◆ EXERCISE INPUT:
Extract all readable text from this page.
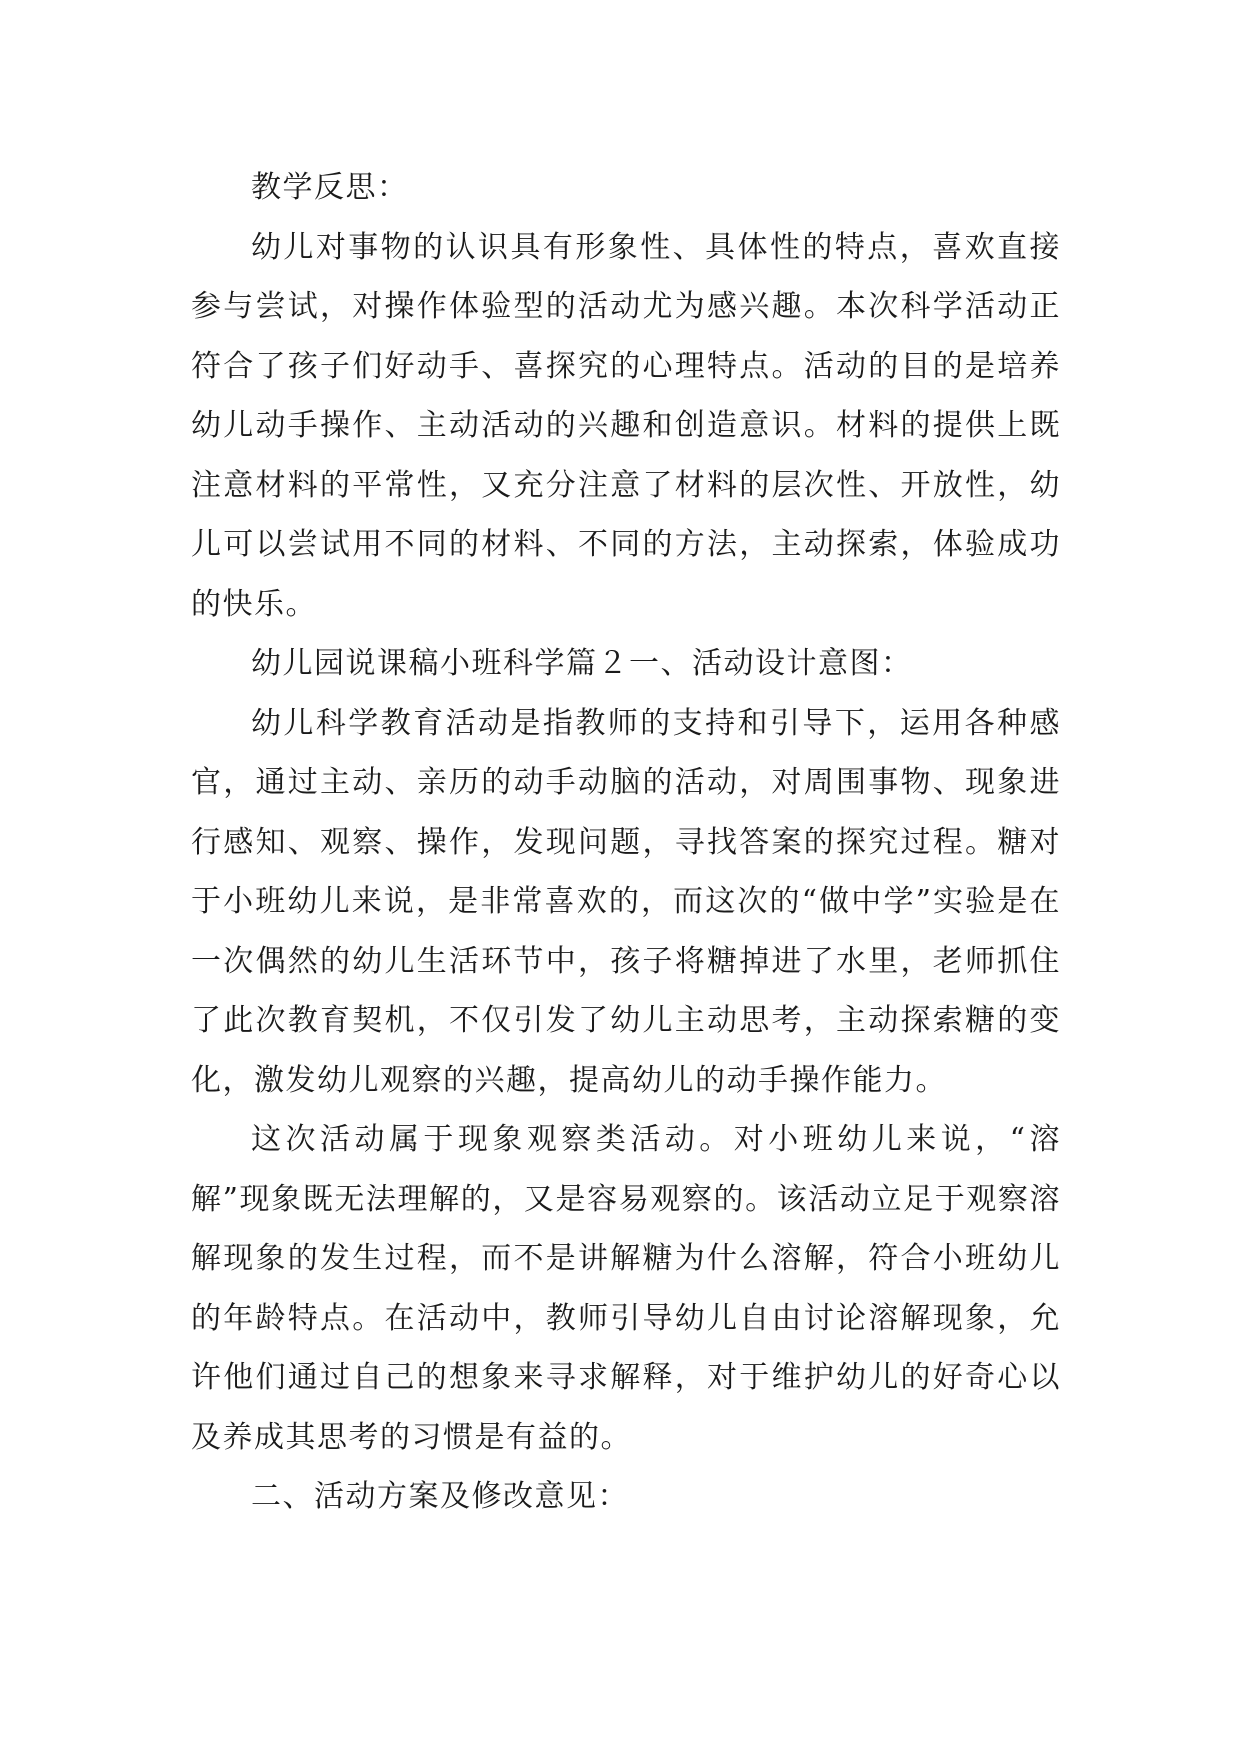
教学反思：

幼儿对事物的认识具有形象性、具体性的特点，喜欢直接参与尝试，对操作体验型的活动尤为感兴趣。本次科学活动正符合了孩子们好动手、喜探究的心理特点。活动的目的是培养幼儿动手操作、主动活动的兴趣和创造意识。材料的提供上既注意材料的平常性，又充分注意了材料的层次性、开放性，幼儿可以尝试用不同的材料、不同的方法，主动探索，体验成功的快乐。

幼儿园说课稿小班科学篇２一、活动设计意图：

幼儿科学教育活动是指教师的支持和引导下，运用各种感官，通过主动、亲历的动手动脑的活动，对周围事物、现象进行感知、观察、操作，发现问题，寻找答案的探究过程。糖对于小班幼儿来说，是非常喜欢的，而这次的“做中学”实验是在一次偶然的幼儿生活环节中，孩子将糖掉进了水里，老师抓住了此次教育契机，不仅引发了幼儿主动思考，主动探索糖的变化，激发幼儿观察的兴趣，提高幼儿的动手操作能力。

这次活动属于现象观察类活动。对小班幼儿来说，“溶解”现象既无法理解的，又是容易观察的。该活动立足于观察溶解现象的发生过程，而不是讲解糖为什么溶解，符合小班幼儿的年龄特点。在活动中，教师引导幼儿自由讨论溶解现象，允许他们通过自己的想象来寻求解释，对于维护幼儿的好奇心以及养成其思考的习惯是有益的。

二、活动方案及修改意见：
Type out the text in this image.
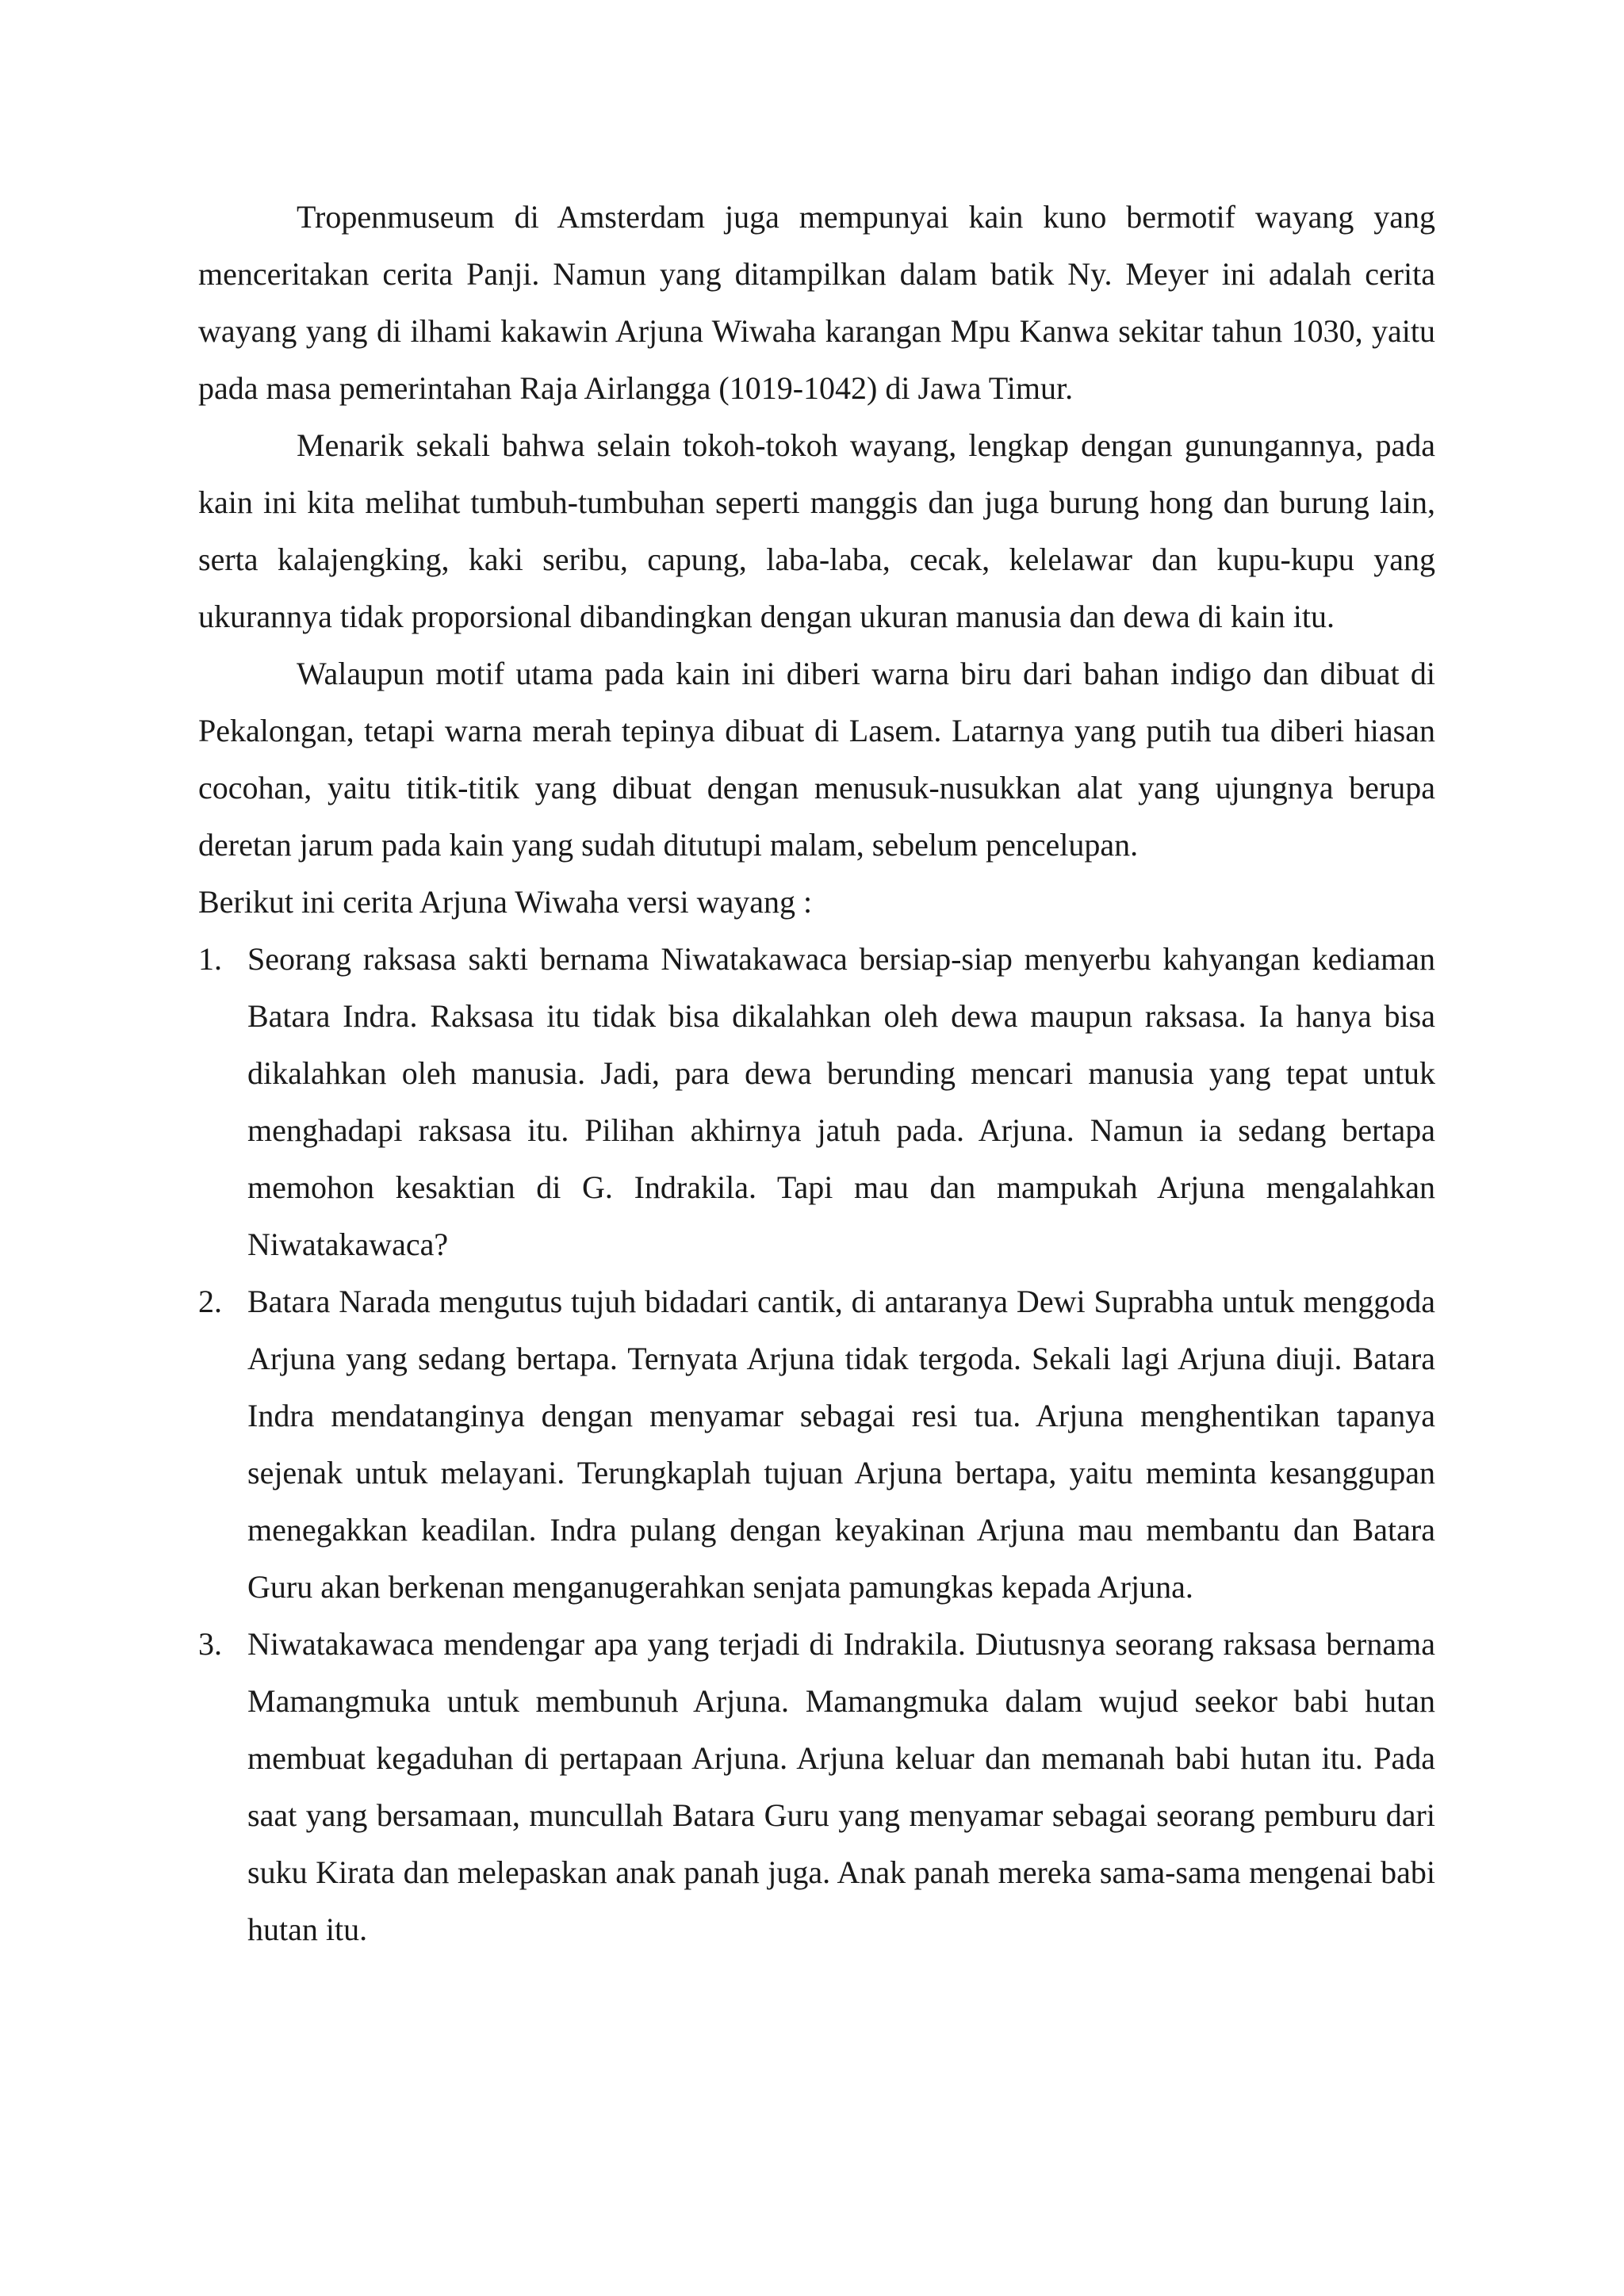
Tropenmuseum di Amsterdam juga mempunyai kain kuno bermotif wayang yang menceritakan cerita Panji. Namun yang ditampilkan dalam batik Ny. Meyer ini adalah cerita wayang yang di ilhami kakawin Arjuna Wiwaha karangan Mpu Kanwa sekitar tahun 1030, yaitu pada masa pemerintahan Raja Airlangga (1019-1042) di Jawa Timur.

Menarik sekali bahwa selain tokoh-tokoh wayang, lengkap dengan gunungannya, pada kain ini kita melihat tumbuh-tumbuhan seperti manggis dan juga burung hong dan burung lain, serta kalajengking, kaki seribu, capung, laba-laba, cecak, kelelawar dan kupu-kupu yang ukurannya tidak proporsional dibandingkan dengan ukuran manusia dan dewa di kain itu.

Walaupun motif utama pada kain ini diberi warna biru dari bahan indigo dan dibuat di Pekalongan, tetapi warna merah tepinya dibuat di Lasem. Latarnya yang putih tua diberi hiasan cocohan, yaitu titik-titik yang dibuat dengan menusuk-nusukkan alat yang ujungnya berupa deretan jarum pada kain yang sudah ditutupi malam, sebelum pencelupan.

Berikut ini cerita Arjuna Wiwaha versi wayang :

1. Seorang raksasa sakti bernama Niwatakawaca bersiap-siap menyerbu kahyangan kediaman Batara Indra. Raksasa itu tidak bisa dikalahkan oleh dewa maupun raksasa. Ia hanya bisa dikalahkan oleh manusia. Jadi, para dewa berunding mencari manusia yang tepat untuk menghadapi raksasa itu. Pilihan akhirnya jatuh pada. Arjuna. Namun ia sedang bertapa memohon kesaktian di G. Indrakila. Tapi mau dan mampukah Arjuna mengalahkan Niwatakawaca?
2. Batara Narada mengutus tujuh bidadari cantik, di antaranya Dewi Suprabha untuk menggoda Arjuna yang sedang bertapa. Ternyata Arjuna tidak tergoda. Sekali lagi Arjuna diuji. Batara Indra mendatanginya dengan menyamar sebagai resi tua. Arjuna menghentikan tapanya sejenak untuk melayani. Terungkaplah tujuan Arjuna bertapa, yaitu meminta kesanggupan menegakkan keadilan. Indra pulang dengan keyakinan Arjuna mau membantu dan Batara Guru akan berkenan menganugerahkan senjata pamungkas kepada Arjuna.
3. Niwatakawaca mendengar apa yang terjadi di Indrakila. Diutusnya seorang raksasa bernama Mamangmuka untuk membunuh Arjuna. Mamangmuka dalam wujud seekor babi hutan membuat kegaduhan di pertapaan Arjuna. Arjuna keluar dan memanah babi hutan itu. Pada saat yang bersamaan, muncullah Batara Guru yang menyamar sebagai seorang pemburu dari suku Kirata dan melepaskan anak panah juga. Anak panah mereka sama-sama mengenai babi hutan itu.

◆ GOAL: Without the pictures, extract every entry verbatim.

◆ PROBLEM SOLUTION:
Extract all readable text from this page.
教学反思：

幼儿对事物的认识具有形象性、具体性的特点，喜欢直接参与尝试，对操作体验型的活动尤为感兴趣。本次科学活动正符合了孩子们好动手、喜探究的心理特点。活动的目的是培养幼儿动手操作、主动活动的兴趣和创造意识。材料的提供上既注意材料的平常性，又充分注意了材料的层次性、开放性，幼儿可以尝试用不同的材料、不同的方法，主动探索，体验成功的快乐。

幼儿园说课稿小班科学篇２一、活动设计意图：

幼儿科学教育活动是指教师的支持和引导下，运用各种感官，通过主动、亲历的动手动脑的活动，对周围事物、现象进行感知、观察、操作，发现问题，寻找答案的探究过程。糖对于小班幼儿来说，是非常喜欢的，而这次的“做中学”实验是在一次偶然的幼儿生活环节中，孩子将糖掉进了水里，老师抓住了此次教育契机，不仅引发了幼儿主动思考，主动探索糖的变化，激发幼儿观察的兴趣，提高幼儿的动手操作能力。

这次活动属于现象观察类活动。对小班幼儿来说，“溶解”现象既无法理解的，又是容易观察的。该活动立足于观察溶解现象的发生过程，而不是讲解糖为什么溶解，符合小班幼儿的年龄特点。在活动中，教师引导幼儿自由讨论溶解现象，允许他们通过自己的想象来寻求解释，对于维护幼儿的好奇心以及养成其思考的习惯是有益的。

二、活动方案及修改意见：
Type out the text in this image.
Tropenmuseum di Amsterdam juga mempunyai kain kuno bermotif wayang yang menceritakan cerita Panji. Namun yang ditampilkan dalam batik Ny. Meyer ini adalah cerita wayang yang di ilhami kakawin Arjuna Wiwaha karangan Mpu Kanwa sekitar tahun 1030, yaitu pada masa pemerintahan Raja Airlangga (1019-1042) di Jawa Timur.

Menarik sekali bahwa selain tokoh-tokoh wayang, lengkap dengan gunungannya, pada kain ini kita melihat tumbuh-tumbuhan seperti manggis dan juga burung hong dan burung lain, serta kalajengking, kaki seribu, capung, laba-laba, cecak, kelelawar dan kupu-kupu yang ukurannya tidak proporsional dibandingkan dengan ukuran manusia dan dewa di kain itu.

Walaupun motif utama pada kain ini diberi warna biru dari bahan indigo dan dibuat di Pekalongan, tetapi warna merah tepinya dibuat di Lasem. Latarnya yang putih tua diberi hiasan cocohan, yaitu titik-titik yang dibuat dengan menusuk-nusukkan alat yang ujungnya berupa deretan jarum pada kain yang sudah ditutupi malam, sebelum pencelupan.

Berikut ini cerita Arjuna Wiwaha versi wayang :

1. Seorang raksasa sakti bernama Niwatakawaca bersiap-siap menyerbu kahyangan kediaman Batara Indra. Raksasa itu tidak bisa dikalahkan oleh dewa maupun raksasa. Ia hanya bisa dikalahkan oleh manusia. Jadi, para dewa berunding mencari manusia yang tepat untuk menghadapi raksasa itu. Pilihan akhirnya jatuh pada. Arjuna. Namun ia sedang bertapa memohon kesaktian di G. Indrakila. Tapi mau dan mampukah Arjuna mengalahkan Niwatakawaca?
2. Batara Narada mengutus tujuh bidadari cantik, di antaranya Dewi Suprabha untuk menggoda Arjuna yang sedang bertapa. Ternyata Arjuna tidak tergoda. Sekali lagi Arjuna diuji. Batara Indra mendatanginya dengan menyamar sebagai resi tua. Arjuna menghentikan tapanya sejenak untuk melayani. Terungkaplah tujuan Arjuna bertapa, yaitu meminta kesanggupan menegakkan keadilan. Indra pulang dengan keyakinan Arjuna mau membantu dan Batara Guru akan berkenan menganugerahkan senjata pamungkas kepada Arjuna.
3. Niwatakawaca mendengar apa yang terjadi di Indrakila. Diutusnya seorang raksasa bernama Mamangmuka untuk membunuh Arjuna. Mamangmuka dalam wujud seekor babi hutan membuat kegaduhan di pertapaan Arjuna. Arjuna keluar dan memanah babi hutan itu. Pada saat yang bersamaan, muncullah Batara Guru yang menyamar sebagai seorang pemburu dari suku Kirata dan melepaskan anak panah juga. Anak panah mereka sama-sama mengenai babi hutan itu.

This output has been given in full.